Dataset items
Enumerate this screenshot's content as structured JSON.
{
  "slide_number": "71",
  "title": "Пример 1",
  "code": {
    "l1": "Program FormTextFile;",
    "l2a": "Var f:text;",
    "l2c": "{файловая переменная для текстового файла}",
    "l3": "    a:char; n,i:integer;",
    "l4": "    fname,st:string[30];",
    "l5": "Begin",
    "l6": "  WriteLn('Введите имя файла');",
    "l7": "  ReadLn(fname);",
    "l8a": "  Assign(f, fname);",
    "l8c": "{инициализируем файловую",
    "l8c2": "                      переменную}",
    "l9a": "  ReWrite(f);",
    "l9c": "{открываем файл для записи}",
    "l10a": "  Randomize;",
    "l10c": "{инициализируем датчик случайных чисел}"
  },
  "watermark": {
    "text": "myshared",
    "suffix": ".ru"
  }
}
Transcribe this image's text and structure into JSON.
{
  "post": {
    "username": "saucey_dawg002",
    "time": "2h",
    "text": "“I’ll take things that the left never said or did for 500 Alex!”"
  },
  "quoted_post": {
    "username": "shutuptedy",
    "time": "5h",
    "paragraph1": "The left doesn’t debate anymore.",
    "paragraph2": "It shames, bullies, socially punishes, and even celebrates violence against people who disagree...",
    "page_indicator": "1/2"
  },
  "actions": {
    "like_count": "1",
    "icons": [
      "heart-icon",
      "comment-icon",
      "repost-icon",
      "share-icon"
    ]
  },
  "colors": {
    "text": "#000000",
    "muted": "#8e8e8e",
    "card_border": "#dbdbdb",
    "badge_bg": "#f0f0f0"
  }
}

--- Exercise prompt ---
Retype every entry word for word.

--- Result below ---
Enumerate this screenshot's content as structured JSON.
{
  "slide_number": "71",
  "title": "Пример 1",
  "code": {
    "l1": "Program FormTextFile;",
    "l2a": "Var f:text;",
    "l2c": "{файловая переменная для текстового файла}",
    "l3": "    a:char; n,i:integer;",
    "l4": "    fname,st:string[30];",
    "l5": "Begin",
    "l6": "  WriteLn('Введите имя файла');",
    "l7": "  ReadLn(fname);",
    "l8a": "  Assign(f, fname);",
    "l8c": "{инициализируем файловую",
    "l8c2": "                      переменную}",
    "l9a": "  ReWrite(f);",
    "l9c": "{открываем файл для записи}",
    "l10a": "  Randomize;",
    "l10c": "{инициализируем датчик случайных чисел}"
  },
  "watermark": {
    "text": "myshared",
    "suffix": ".ru"
  }
}
Transcribe this image's text and structure into JSON.
{
  "post": {
    "username": "saucey_dawg002",
    "time": "2h",
    "text": "“I’ll take things that the left never said or did for 500 Alex!”"
  },
  "quoted_post": {
    "username": "shutuptedy",
    "time": "5h",
    "paragraph1": "The left doesn’t debate anymore.",
    "paragraph2": "It shames, bullies, socially punishes, and even celebrates violence against people who disagree...",
    "page_indicator": "1/2"
  },
  "actions": {
    "like_count": "1",
    "icons": [
      "heart-icon",
      "comment-icon",
      "repost-icon",
      "share-icon"
    ]
  },
  "colors": {
    "text": "#000000",
    "muted": "#8e8e8e",
    "card_border": "#dbdbdb",
    "badge_bg": "#f0f0f0"
  }
}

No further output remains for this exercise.